→ Document segment:
There has been little political movement to abrogate the same-sex marriage law despite some politicians, including 2017 presidential candidate Marine Le Pen, expressly calling for its repeal. Former President Nicolas Sarkozy said he favored repealing the law in 2014, but said in a 2016 interview that he had changed his mind, calling a repeal "unjust, cruel and legally impossible". In 2017, the party president of The Republicans (previously the UMP), Laurent Wauquiez, said he opposed repealing the law. In June 2019, the vice president of the National Rally, Jordan Bardella, said the matter was "settled". While running in the 2022 presidential election, Le Pen said she opposed repealing the law, tweeting on 15 April 2022, "I will not take rights away from French citizens. Marriage for all will remain if I am elected President of the French Republic".

Scope
There had been initial confusion over whether the act applied to nationals of Algeria, Bosnia and Herzegovina, Cambodia, Kosovo, Laos, Montenegro, Morocco, Poland, Serbia, Slovenia or Tunisia, as it breached bilateral agreements stipulating that the law of those countries applies rather than French law. The Court of Cassation ruled that it does in September 2015, finding the provisions excluding these countries discriminatory and contrary to French law.

→ Exercise set:
**1.** List every politician named in the passage on France's same-sex marriage law.
**2.** Carry on the passage about France's same-sex marriage law, starting after its final sentence.

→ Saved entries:
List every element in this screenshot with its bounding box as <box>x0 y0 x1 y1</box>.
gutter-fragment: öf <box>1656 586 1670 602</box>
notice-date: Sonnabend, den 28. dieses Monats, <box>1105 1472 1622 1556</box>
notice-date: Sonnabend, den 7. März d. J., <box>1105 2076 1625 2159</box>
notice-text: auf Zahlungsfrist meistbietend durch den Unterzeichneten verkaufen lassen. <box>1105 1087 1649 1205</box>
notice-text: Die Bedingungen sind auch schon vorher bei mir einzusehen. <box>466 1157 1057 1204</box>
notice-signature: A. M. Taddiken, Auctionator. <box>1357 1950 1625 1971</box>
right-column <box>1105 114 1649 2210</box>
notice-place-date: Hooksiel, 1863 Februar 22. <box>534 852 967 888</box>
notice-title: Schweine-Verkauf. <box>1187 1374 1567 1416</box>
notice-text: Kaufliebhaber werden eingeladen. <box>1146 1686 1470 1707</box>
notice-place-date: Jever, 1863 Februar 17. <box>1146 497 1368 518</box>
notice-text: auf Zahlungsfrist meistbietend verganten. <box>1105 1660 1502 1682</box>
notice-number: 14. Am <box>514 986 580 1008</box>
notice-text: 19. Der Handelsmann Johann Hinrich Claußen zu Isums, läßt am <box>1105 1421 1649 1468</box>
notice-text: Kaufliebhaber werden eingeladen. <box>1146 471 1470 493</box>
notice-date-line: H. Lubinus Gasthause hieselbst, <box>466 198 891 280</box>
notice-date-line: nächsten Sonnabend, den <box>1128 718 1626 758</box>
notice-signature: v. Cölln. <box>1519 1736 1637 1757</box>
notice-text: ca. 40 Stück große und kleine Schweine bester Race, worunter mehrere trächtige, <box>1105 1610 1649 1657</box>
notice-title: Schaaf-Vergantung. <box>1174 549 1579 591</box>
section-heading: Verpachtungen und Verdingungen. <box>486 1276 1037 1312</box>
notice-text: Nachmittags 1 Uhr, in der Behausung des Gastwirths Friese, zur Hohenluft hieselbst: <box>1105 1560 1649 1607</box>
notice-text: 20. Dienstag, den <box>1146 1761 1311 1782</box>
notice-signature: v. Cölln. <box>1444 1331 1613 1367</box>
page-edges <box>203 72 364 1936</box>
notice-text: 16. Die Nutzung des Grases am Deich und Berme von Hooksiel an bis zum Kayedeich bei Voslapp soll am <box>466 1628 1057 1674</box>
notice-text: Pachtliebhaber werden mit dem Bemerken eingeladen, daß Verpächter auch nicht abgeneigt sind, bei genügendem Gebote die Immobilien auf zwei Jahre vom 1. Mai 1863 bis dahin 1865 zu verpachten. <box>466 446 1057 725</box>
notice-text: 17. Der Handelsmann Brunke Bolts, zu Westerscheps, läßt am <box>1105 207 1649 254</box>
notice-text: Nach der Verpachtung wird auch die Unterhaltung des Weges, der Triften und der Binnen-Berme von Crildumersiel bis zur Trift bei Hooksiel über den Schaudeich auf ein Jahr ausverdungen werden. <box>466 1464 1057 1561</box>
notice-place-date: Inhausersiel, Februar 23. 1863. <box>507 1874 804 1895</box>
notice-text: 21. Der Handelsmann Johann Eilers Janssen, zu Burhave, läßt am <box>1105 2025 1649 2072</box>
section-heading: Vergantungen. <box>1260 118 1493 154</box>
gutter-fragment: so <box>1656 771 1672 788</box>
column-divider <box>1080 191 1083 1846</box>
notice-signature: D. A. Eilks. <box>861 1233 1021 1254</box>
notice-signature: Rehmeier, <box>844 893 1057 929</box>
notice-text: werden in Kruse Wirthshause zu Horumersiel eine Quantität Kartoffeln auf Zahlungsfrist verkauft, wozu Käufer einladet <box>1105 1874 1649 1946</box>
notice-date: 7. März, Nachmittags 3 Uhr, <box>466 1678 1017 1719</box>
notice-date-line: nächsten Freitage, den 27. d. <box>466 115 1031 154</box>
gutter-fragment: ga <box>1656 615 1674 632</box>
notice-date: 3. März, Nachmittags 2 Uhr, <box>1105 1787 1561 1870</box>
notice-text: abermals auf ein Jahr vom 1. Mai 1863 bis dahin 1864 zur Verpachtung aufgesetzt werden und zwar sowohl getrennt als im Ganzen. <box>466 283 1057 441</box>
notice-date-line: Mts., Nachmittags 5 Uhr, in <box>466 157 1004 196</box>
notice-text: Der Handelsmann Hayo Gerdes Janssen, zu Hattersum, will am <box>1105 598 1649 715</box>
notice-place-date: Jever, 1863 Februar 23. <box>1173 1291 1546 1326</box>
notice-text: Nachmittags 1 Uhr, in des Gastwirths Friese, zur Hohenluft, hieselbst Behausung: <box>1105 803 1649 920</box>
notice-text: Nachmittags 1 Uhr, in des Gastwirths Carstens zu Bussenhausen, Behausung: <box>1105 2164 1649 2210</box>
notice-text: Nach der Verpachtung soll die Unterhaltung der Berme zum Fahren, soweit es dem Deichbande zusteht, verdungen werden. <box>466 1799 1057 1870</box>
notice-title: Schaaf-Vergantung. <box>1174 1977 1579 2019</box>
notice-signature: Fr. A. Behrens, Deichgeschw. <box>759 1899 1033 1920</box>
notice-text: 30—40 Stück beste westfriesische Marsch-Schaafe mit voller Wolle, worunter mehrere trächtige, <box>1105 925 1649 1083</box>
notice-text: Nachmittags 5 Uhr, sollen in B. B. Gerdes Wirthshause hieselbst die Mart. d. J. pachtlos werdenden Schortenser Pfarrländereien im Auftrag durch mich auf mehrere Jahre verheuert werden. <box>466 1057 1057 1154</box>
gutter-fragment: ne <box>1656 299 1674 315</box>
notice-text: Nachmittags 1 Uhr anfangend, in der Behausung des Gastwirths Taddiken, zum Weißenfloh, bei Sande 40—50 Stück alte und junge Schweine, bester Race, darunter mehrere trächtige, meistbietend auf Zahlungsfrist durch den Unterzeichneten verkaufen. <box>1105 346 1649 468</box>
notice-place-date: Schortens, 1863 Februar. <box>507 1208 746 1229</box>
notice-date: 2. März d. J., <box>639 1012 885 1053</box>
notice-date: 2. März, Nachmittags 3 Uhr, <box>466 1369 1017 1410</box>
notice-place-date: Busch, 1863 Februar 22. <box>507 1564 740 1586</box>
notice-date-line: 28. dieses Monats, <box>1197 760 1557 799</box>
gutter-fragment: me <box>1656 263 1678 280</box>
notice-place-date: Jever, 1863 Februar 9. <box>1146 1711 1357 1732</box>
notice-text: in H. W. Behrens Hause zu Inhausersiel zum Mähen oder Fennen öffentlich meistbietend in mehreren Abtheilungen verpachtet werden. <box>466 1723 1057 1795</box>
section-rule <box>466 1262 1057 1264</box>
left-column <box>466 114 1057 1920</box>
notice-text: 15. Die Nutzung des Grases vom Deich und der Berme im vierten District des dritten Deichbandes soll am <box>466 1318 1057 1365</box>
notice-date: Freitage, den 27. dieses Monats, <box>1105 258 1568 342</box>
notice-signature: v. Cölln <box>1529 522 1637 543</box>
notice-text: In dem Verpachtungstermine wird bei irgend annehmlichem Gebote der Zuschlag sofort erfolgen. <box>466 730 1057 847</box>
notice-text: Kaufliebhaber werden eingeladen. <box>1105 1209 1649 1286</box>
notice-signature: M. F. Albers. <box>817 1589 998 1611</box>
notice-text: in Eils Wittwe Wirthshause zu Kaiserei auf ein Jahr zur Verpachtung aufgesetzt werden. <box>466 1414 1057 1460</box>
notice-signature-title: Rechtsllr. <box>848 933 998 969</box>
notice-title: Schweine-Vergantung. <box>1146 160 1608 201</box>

→ Responses by task:
**1.**
Marine Le Pen
Nicolas Sarkozy
Laurent Wauquiez
Jordan Bardella

**2.**
Polynesian third gender people
In Wallis and Futuna and the Society Islands of French Polynesia, there exists third gender people who occupy traditional spiritual and social roles. They are known as māhū () in Tahitian. The māhū are assigned male at birth but express themselves as women. "Being outside of the traditional male-female divide", they are raised as girls from early childhood, carry out women's work in the home and the community, and historically often served as domestic servants of the nobility. The māhū are considered an integral part of Tahitian society. They have been known to Europeans since the 18th century, with William Bligh, the captain of HMS Bounty, having noted the presence of "men with great marks of effeminacy". If they wish to marry and have children, they will marry women. The māhū status thus creates the possibility for marriages between two female-presenting individuals to be performed in Tahitian culture. In Wallisian culture, people who occupy a similar third gender role are known as  (), and it is likely that "they have always existed" on Wallis. Assigned male at birth, they express themselves as women and carry out women's work in the community. They are also known as  () in Futunan.

Marriage statistics
In 2013, following the introduction of same-sex marriage in France, approximately 7,000 same-sex couples were legally married in the country. They made up approximately 3% of all marriages in that time, with three out of every five same-sex marriages involving male couples. Approximately 10,500 same-sex marriages took place in France in 2014, representing 4% of all marriages performed that year. Male couples accounted for about 54% of these marriages, while lesbian couples accounted for the remaining 46%. Some 6,000 French communes performed at least one same-sex marriage. 1,331 same-sex couples married in the French capital of Paris, comprising 13.5% of the total number of weddings performed in the city.

From May 2013 to December 2016, approximately 32,640 same-sex marriages were performed in France.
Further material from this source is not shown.